| Given instruction |
Can you write out all of the material below, word for word?

─── Given data

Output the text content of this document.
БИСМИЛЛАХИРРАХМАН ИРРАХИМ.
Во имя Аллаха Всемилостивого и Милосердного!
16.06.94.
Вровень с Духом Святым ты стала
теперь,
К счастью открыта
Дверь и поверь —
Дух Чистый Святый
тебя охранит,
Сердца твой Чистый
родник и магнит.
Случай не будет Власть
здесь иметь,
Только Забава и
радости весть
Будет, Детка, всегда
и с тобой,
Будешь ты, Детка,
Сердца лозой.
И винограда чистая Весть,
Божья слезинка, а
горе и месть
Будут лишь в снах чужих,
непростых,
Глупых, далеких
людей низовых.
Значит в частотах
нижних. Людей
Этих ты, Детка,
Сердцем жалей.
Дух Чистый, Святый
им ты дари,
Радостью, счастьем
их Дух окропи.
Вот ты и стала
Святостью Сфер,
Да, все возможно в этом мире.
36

──────

| Response to this exercise |
Output the text content of this document.
БИСМИЛЛАХИРРАХМАН ИРРАХИМ.
Во имя Аллаха Всемилостивого и Милосердного!
16.06.94.
Вровень с Духом Святым ты стала
теперь,
К счастью открыта
Дверь и поверь —
Дух Чистый Святый
тебя охранит,
Сердца твой Чистый
родник и магнит.
Случай не будет Власть
здесь иметь,
Только Забава и
радости весть
Будет, Детка, всегда
и с тобой,
Будешь ты, Детка,
Сердца лозой.
И винограда чистая Весть,
Божья слезинка, а
горе и месть
Будут лишь в снах чужих,
непростых,
Глупых, далеких
людей низовых.
Значит в частотах
нижних. Людей
Этих ты, Детка,
Сердцем жалей.
Дух Чистый, Святый
им ты дари,
Радостью, счастьем
их Дух окропи.
Вот ты и стала
Святостью Сфер,
Да, все возможно в этом мире.
36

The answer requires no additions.